Stored items from a collection
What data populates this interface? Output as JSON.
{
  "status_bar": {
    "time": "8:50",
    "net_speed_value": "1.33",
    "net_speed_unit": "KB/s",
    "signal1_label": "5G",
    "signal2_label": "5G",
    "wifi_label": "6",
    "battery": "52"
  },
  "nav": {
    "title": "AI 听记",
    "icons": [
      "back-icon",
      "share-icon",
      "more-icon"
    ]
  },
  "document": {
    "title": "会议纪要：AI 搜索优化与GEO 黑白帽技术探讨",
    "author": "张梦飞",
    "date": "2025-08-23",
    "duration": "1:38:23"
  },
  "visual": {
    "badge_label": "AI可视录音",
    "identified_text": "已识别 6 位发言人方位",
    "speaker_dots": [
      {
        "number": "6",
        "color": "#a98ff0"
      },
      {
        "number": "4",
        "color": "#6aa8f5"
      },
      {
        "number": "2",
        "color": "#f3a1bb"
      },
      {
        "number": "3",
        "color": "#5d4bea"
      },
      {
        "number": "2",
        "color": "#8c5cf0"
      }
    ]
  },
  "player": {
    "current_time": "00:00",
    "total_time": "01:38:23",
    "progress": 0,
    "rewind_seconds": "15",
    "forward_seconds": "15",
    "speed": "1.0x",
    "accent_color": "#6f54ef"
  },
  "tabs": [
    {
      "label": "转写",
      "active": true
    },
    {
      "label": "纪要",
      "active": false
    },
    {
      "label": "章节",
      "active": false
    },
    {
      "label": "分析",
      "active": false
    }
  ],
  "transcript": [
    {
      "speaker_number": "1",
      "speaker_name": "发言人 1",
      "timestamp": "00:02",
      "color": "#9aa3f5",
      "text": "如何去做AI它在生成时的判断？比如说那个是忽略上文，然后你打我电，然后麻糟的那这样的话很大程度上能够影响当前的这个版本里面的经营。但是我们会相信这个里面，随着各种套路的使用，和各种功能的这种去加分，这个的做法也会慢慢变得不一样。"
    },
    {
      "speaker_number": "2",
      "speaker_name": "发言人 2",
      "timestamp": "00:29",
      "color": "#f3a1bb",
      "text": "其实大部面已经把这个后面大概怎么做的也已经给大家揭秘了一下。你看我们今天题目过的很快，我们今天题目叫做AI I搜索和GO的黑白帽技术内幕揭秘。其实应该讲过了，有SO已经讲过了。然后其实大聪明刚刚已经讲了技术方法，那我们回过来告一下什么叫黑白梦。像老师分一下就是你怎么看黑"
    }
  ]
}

• _PROBLEM_
Retype every record above exactly as it appears.

• _TASK OUTPUT_
What data populates this interface? Output as JSON.
{
  "status_bar": {
    "time": "8:50",
    "net_speed_value": "1.33",
    "net_speed_unit": "KB/s",
    "signal1_label": "5G",
    "signal2_label": "5G",
    "wifi_label": "6",
    "battery": "52"
  },
  "nav": {
    "title": "AI 听记",
    "icons": [
      "back-icon",
      "share-icon",
      "more-icon"
    ]
  },
  "document": {
    "title": "会议纪要：AI 搜索优化与GEO 黑白帽技术探讨",
    "author": "张梦飞",
    "date": "2025-08-23",
    "duration": "1:38:23"
  },
  "visual": {
    "badge_label": "AI可视录音",
    "identified_text": "已识别 6 位发言人方位",
    "speaker_dots": [
      {
        "number": "6",
        "color": "#a98ff0"
      },
      {
        "number": "4",
        "color": "#6aa8f5"
      },
      {
        "number": "2",
        "color": "#f3a1bb"
      },
      {
        "number": "3",
        "color": "#5d4bea"
      },
      {
        "number": "2",
        "color": "#8c5cf0"
      }
    ]
  },
  "player": {
    "current_time": "00:00",
    "total_time": "01:38:23",
    "progress": 0,
    "rewind_seconds": "15",
    "forward_seconds": "15",
    "speed": "1.0x",
    "accent_color": "#6f54ef"
  },
  "tabs": [
    {
      "label": "转写",
      "active": true
    },
    {
      "label": "纪要",
      "active": false
    },
    {
      "label": "章节",
      "active": false
    },
    {
      "label": "分析",
      "active": false
    }
  ],
  "transcript": [
    {
      "speaker_number": "1",
      "speaker_name": "发言人 1",
      "timestamp": "00:02",
      "color": "#9aa3f5",
      "text": "如何去做AI它在生成时的判断？比如说那个是忽略上文，然后你打我电，然后麻糟的那这样的话很大程度上能够影响当前的这个版本里面的经营。但是我们会相信这个里面，随着各种套路的使用，和各种功能的这种去加分，这个的做法也会慢慢变得不一样。"
    },
    {
      "speaker_number": "2",
      "speaker_name": "发言人 2",
      "timestamp": "00:29",
      "color": "#f3a1bb",
      "text": "其实大部面已经把这个后面大概怎么做的也已经给大家揭秘了一下。你看我们今天题目过的很快，我们今天题目叫做AI I搜索和GO的黑白帽技术内幕揭秘。其实应该讲过了，有SO已经讲过了。然后其实大聪明刚刚已经讲了技术方法，那我们回过来告一下什么叫黑白梦。像老师分一下就是你怎么看黑"
    }
  ]
}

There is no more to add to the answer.